(Task requirements)
Copy nothing but the text: repeat each entry exactly and drop the images.

(Records to use)
════════════════

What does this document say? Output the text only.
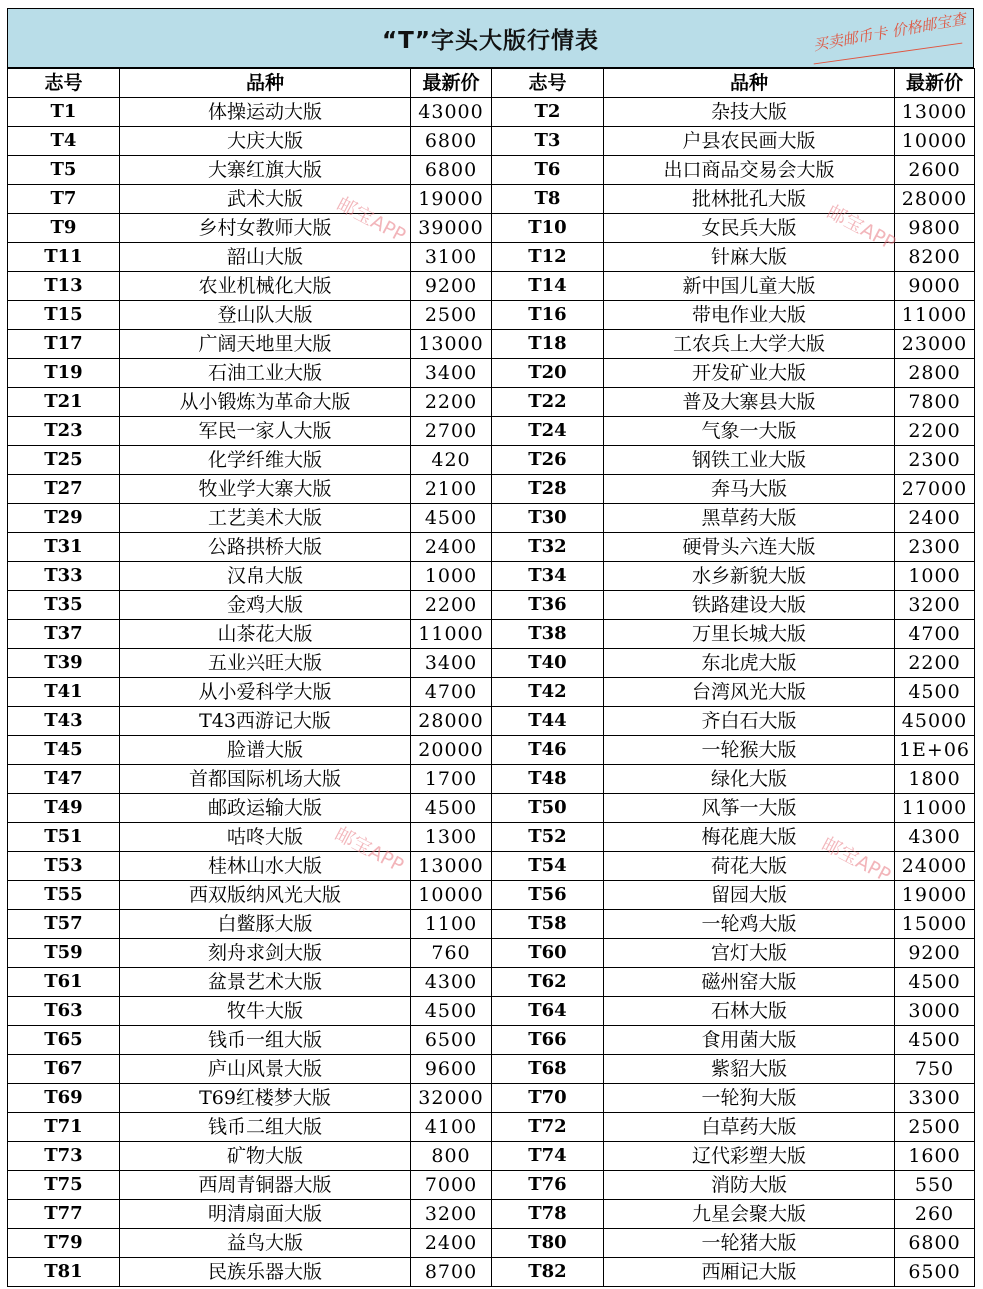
“T”字头大版行情表	买卖邮币卡 价格邮宝查
志号	品种	最新价	志号	品种	最新价
T1	体操运动大版	43000	T2	杂技大版	13000
T4	大庆大版	6800	T3	户县农民画大版	10000
T5	大寨红旗大版	6800	T6	出口商品交易会大版	2600
T7	武术大版	19000	T8	批林批孔大版	28000
T9	乡村女教师大版	39000	T10	女民兵大版	9800
T11	韶山大版	3100	T12	针麻大版	8200
T13	农业机械化大版	9200	T14	新中国儿童大版	9000
T15	登山队大版	2500	T16	带电作业大版	11000
T17	广阔天地里大版	13000	T18	工农兵上大学大版	23000
T19	石油工业大版	3400	T20	开发矿业大版	2800
T21	从小锻炼为革命大版	2200	T22	普及大寨县大版	7800
T23	军民一家人大版	2700	T24	气象一大版	2200
T25	化学纤维大版	420	T26	钢铁工业大版	2300
T27	牧业学大寨大版	2100	T28	奔马大版	27000
T29	工艺美术大版	4500	T30	黑草药大版	2400
T31	公路拱桥大版	2400	T32	硬骨头六连大版	2300
T33	汉帛大版	1000	T34	水乡新貌大版	1000
T35	金鸡大版	2200	T36	铁路建设大版	3200
T37	山茶花大版	11000	T38	万里长城大版	4700
T39	五业兴旺大版	3400	T40	东北虎大版	2200
T41	从小爱科学大版	4700	T42	台湾风光大版	4500
T43	T43西游记大版	28000	T44	齐白石大版	45000
T45	脸谱大版	20000	T46	一轮猴大版	1E+06
T47	首都国际机场大版	1700	T48	绿化大版	1800
T49	邮政运输大版	4500	T50	风筝一大版	11000
T51	咕咚大版	1300	T52	梅花鹿大版	4300
T53	桂林山水大版	13000	T54	荷花大版	24000
T55	西双版纳风光大版	10000	T56	留园大版	19000
T57	白鳖豚大版	1100	T58	一轮鸡大版	15000
T59	刻舟求剑大版	760	T60	宫灯大版	9200
T61	盆景艺术大版	4300	T62	磁州窑大版	4500
T63	牧牛大版	4500	T64	石林大版	3000
T65	钱币一组大版	6500	T66	食用菌大版	4500
T67	庐山风景大版	9600	T68	紫貂大版	750
T69	T69红楼梦大版	32000	T70	一轮狗大版	3300
T71	钱币二组大版	4100	T72	白草药大版	2500
T73	矿物大版	800	T74	辽代彩塑大版	1600
T75	西周青铜器大版	7000	T76	消防大版	550
T77	明清扇面大版	3200	T78	九星会聚大版	260
T79	益鸟大版	2400	T80	一轮猪大版	6800
T81	民族乐器大版	8700	T82	西厢记大版	6500
邮宝APP	邮宝APP
邮宝APP	邮宝APP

════════════════

(Correct output)
What does this document say? Output the text only.
“T”字头大版行情表	买卖邮币卡 价格邮宝查
志号	品种	最新价	志号	品种	最新价
T1	体操运动大版	43000	T2	杂技大版	13000
T4	大庆大版	6800	T3	户县农民画大版	10000
T5	大寨红旗大版	6800	T6	出口商品交易会大版	2600
T7	武术大版	19000	T8	批林批孔大版	28000
T9	乡村女教师大版	39000	T10	女民兵大版	9800
T11	韶山大版	3100	T12	针麻大版	8200
T13	农业机械化大版	9200	T14	新中国儿童大版	9000
T15	登山队大版	2500	T16	带电作业大版	11000
T17	广阔天地里大版	13000	T18	工农兵上大学大版	23000
T19	石油工业大版	3400	T20	开发矿业大版	2800
T21	从小锻炼为革命大版	2200	T22	普及大寨县大版	7800
T23	军民一家人大版	2700	T24	气象一大版	2200
T25	化学纤维大版	420	T26	钢铁工业大版	2300
T27	牧业学大寨大版	2100	T28	奔马大版	27000
T29	工艺美术大版	4500	T30	黑草药大版	2400
T31	公路拱桥大版	2400	T32	硬骨头六连大版	2300
T33	汉帛大版	1000	T34	水乡新貌大版	1000
T35	金鸡大版	2200	T36	铁路建设大版	3200
T37	山茶花大版	11000	T38	万里长城大版	4700
T39	五业兴旺大版	3400	T40	东北虎大版	2200
T41	从小爱科学大版	4700	T42	台湾风光大版	4500
T43	T43西游记大版	28000	T44	齐白石大版	45000
T45	脸谱大版	20000	T46	一轮猴大版	1E+06
T47	首都国际机场大版	1700	T48	绿化大版	1800
T49	邮政运输大版	4500	T50	风筝一大版	11000
T51	咕咚大版	1300	T52	梅花鹿大版	4300
T53	桂林山水大版	13000	T54	荷花大版	24000
T55	西双版纳风光大版	10000	T56	留园大版	19000
T57	白鳖豚大版	1100	T58	一轮鸡大版	15000
T59	刻舟求剑大版	760	T60	宫灯大版	9200
T61	盆景艺术大版	4300	T62	磁州窑大版	4500
T63	牧牛大版	4500	T64	石林大版	3000
T65	钱币一组大版	6500	T66	食用菌大版	4500
T67	庐山风景大版	9600	T68	紫貂大版	750
T69	T69红楼梦大版	32000	T70	一轮狗大版	3300
T71	钱币二组大版	4100	T72	白草药大版	2500
T73	矿物大版	800	T74	辽代彩塑大版	1600
T75	西周青铜器大版	7000	T76	消防大版	550
T77	明清扇面大版	3200	T78	九星会聚大版	260
T79	益鸟大版	2400	T80	一轮猪大版	6800
T81	民族乐器大版	8700	T82	西厢记大版	6500
邮宝APP	邮宝APP
邮宝APP	邮宝APP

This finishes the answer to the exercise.